## Direction
Each entry must be given again exactly; images do not belong in the copy.

## Data to use

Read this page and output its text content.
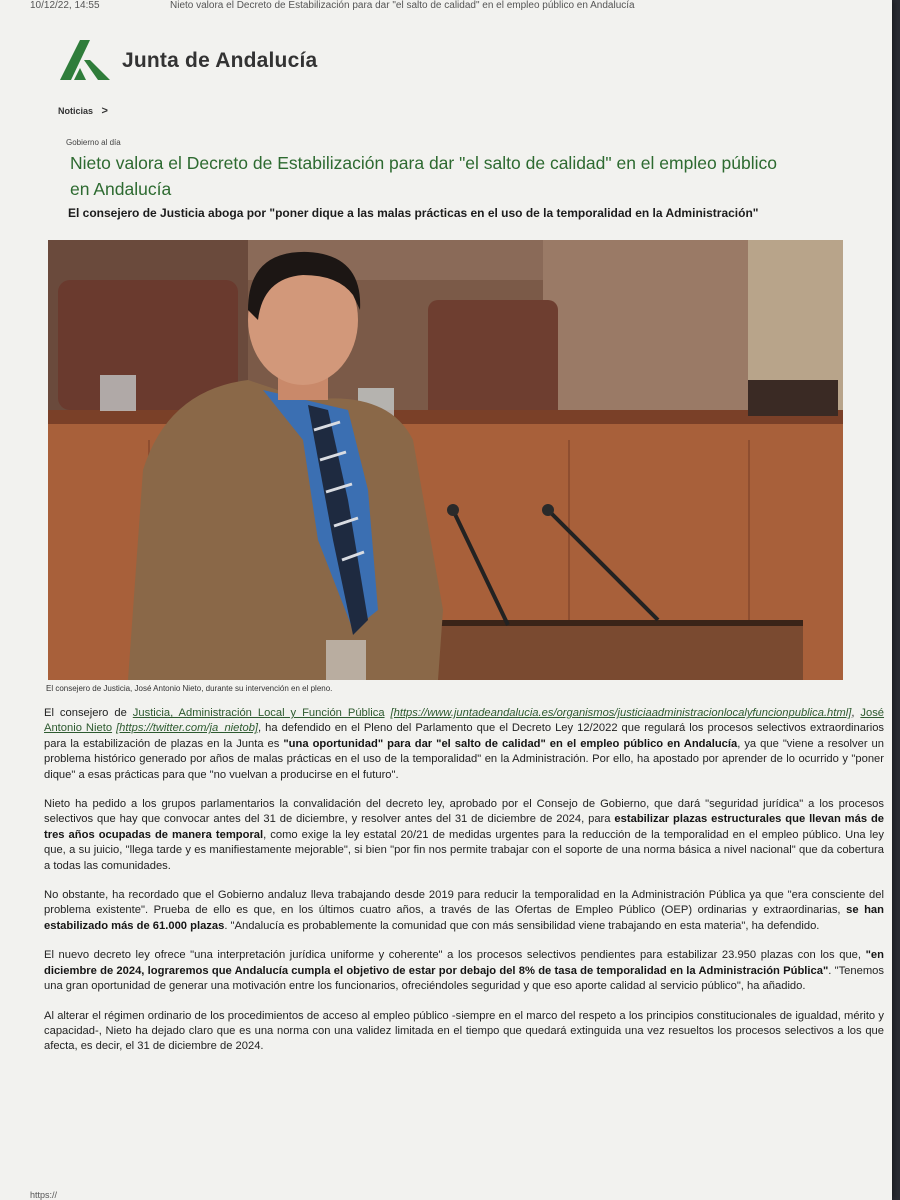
10/12/22, 14:55	Nieto valora el Decreto de Estabilización para dar "el salto de calidad" en el empleo público en Andalucía
Junta de Andalucía
Noticias >
Gobierno al día
Nieto valora el Decreto de Estabilización para dar "el salto de calidad" en el empleo público en Andalucía
El consejero de Justicia aboga por "poner dique a las malas prácticas en el uso de la temporalidad en la Administración"
El consejero de Justicia, José Antonio Nieto, durante su intervención en el pleno.

El consejero de Justicia, Administración Local y Función Pública [https://www.juntadeandalucia.es/organismos/justiciaadministracionlocalyfuncionpublica.html], José Antonio Nieto [https://twitter.com/ja_nietob], ha defendido en el Pleno del Parlamento que el Decreto Ley 12/2022 que regulará los procesos selectivos extraordinarios para la estabilización de plazas en la Junta es "una oportunidad" para dar "el salto de calidad" en el empleo público en Andalucía, ya que "viene a resolver un problema histórico generado por años de malas prácticas en el uso de la temporalidad" en la Administración. Por ello, ha apostado por aprender de lo ocurrido y "poner dique" a esas prácticas para que "no vuelvan a producirse en el futuro".

Nieto ha pedido a los grupos parlamentarios la convalidación del decreto ley, aprobado por el Consejo de Gobierno, que dará "seguridad jurídica" a los procesos selectivos que hay que convocar antes del 31 de diciembre, y resolver antes del 31 de diciembre de 2024, para estabilizar plazas estructurales que llevan más de tres años ocupadas de manera temporal, como exige la ley estatal 20/21 de medidas urgentes para la reducción de la temporalidad en el empleo público. Una ley que, a su juicio, "llega tarde y es manifiestamente mejorable", si bien "por fin nos permite trabajar con el soporte de una norma básica a nivel nacional" que da cobertura a todas las comunidades.

No obstante, ha recordado que el Gobierno andaluz lleva trabajando desde 2019 para reducir la temporalidad en la Administración Pública ya que "era consciente del problema existente". Prueba de ello es que, en los últimos cuatro años, a través de las Ofertas de Empleo Público (OEP) ordinarias y extraordinarias, se han estabilizado más de 61.000 plazas. "Andalucía es probablemente la comunidad que con más sensibilidad viene trabajando en esta materia", ha defendido.

El nuevo decreto ley ofrece "una interpretación jurídica uniforme y coherente" a los procesos selectivos pendientes para estabilizar 23.950 plazas con los que, "en diciembre de 2024, lograremos que Andalucía cumpla el objetivo de estar por debajo del 8% de tasa de temporalidad en la Administración Pública". "Tenemos una gran oportunidad de generar una motivación entre los funcionarios, ofreciéndoles seguridad y que eso aporte calidad al servicio público", ha añadido.

Al alterar el régimen ordinario de los procedimientos de acceso al empleo público -siempre en el marco del respeto a los principios constitucionales de igualdad, mérito y capacidad-, Nieto ha dejado claro que es una norma con una validez limitada en el tiempo que quedará extinguida una vez resueltos los procesos selectivos a los que afecta, es decir, el 31 de diciembre de 2024.

https://
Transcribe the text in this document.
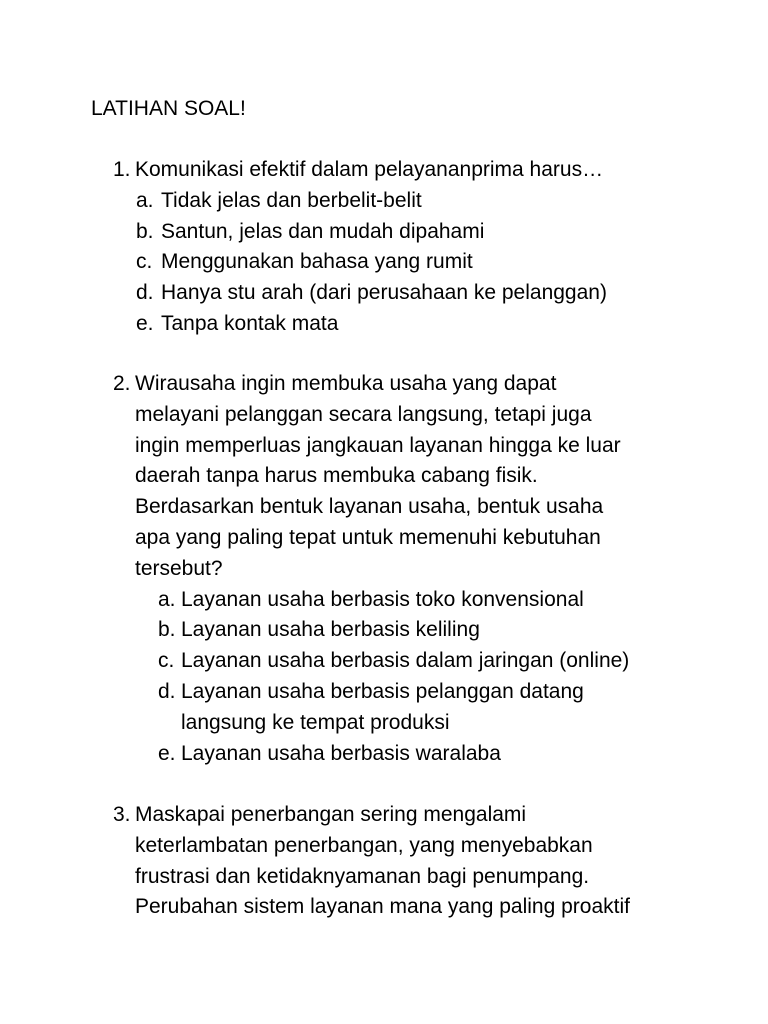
LATIHAN SOAL!
1. Komunikasi efektif dalam pelayananprima harus…
a. Tidak jelas dan berbelit-belit
b. Santun, jelas dan mudah dipahami
c. Menggunakan bahasa yang rumit
d. Hanya stu arah (dari perusahaan ke pelanggan)
e. Tanpa kontak mata
2. Wirausaha ingin membuka usaha yang dapat
melayani pelanggan secara langsung, tetapi juga
ingin memperluas jangkauan layanan hingga ke luar
daerah tanpa harus membuka cabang fisik.
Berdasarkan bentuk layanan usaha, bentuk usaha
apa yang paling tepat untuk memenuhi kebutuhan
tersebut?
a. Layanan usaha berbasis toko konvensional
b. Layanan usaha berbasis keliling
c. Layanan usaha berbasis dalam jaringan (online)
d. Layanan usaha berbasis pelanggan datang
langsung ke tempat produksi
e. Layanan usaha berbasis waralaba
3. Maskapai penerbangan sering mengalami
keterlambatan penerbangan, yang menyebabkan
frustrasi dan ketidaknyamanan bagi penumpang.
Perubahan sistem layanan mana yang paling proaktif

## Result of the exercise
Read this page and output its text content.
10/12/22, 14:55	Nieto valora el Decreto de Estabilización para dar "el salto de calidad" en el empleo público en Andalucía
Junta de Andalucía
Noticias >
Gobierno al día
Nieto valora el Decreto de Estabilización para dar "el salto de calidad" en el empleo público en Andalucía
El consejero de Justicia aboga por "poner dique a las malas prácticas en el uso de la temporalidad en la Administración"
El consejero de Justicia, José Antonio Nieto, durante su intervención en el pleno.

El consejero de Justicia, Administración Local y Función Pública [https://www.juntadeandalucia.es/organismos/justiciaadministracionlocalyfuncionpublica.html], José Antonio Nieto [https://twitter.com/ja_nietob], ha defendido en el Pleno del Parlamento que el Decreto Ley 12/2022 que regulará los procesos selectivos extraordinarios para la estabilización de plazas en la Junta es "una oportunidad" para dar "el salto de calidad" en el empleo público en Andalucía, ya que "viene a resolver un problema histórico generado por años de malas prácticas en el uso de la temporalidad" en la Administración. Por ello, ha apostado por aprender de lo ocurrido y "poner dique" a esas prácticas para que "no vuelvan a producirse en el futuro".

Nieto ha pedido a los grupos parlamentarios la convalidación del decreto ley, aprobado por el Consejo de Gobierno, que dará "seguridad jurídica" a los procesos selectivos que hay que convocar antes del 31 de diciembre, y resolver antes del 31 de diciembre de 2024, para estabilizar plazas estructurales que llevan más de tres años ocupadas de manera temporal, como exige la ley estatal 20/21 de medidas urgentes para la reducción de la temporalidad en el empleo público. Una ley que, a su juicio, "llega tarde y es manifiestamente mejorable", si bien "por fin nos permite trabajar con el soporte de una norma básica a nivel nacional" que da cobertura a todas las comunidades.

No obstante, ha recordado que el Gobierno andaluz lleva trabajando desde 2019 para reducir la temporalidad en la Administración Pública ya que "era consciente del problema existente". Prueba de ello es que, en los últimos cuatro años, a través de las Ofertas de Empleo Público (OEP) ordinarias y extraordinarias, se han estabilizado más de 61.000 plazas. "Andalucía es probablemente la comunidad que con más sensibilidad viene trabajando en esta materia", ha defendido.

El nuevo decreto ley ofrece "una interpretación jurídica uniforme y coherente" a los procesos selectivos pendientes para estabilizar 23.950 plazas con los que, "en diciembre de 2024, lograremos que Andalucía cumpla el objetivo de estar por debajo del 8% de tasa de temporalidad en la Administración Pública". "Tenemos una gran oportunidad de generar una motivación entre los funcionarios, ofreciéndoles seguridad y que eso aporte calidad al servicio público", ha añadido.

Al alterar el régimen ordinario de los procedimientos de acceso al empleo público -siempre en el marco del respeto a los principios constitucionales de igualdad, mérito y capacidad-, Nieto ha dejado claro que es una norma con una validez limitada en el tiempo que quedará extinguida una vez resueltos los procesos selectivos a los que afecta, es decir, el 31 de diciembre de 2024.

https://
Transcribe the text in this document.
LATIHAN SOAL!
1. Komunikasi efektif dalam pelayananprima harus…
a. Tidak jelas dan berbelit-belit
b. Santun, jelas dan mudah dipahami
c. Menggunakan bahasa yang rumit
d. Hanya stu arah (dari perusahaan ke pelanggan)
e. Tanpa kontak mata
2. Wirausaha ingin membuka usaha yang dapat
melayani pelanggan secara langsung, tetapi juga
ingin memperluas jangkauan layanan hingga ke luar
daerah tanpa harus membuka cabang fisik.
Berdasarkan bentuk layanan usaha, bentuk usaha
apa yang paling tepat untuk memenuhi kebutuhan
tersebut?
a. Layanan usaha berbasis toko konvensional
b. Layanan usaha berbasis keliling
c. Layanan usaha berbasis dalam jaringan (online)
d. Layanan usaha berbasis pelanggan datang
langsung ke tempat produksi
e. Layanan usaha berbasis waralaba
3. Maskapai penerbangan sering mengalami
keterlambatan penerbangan, yang menyebabkan
frustrasi dan ketidaknyamanan bagi penumpang.
Perubahan sistem layanan mana yang paling proaktif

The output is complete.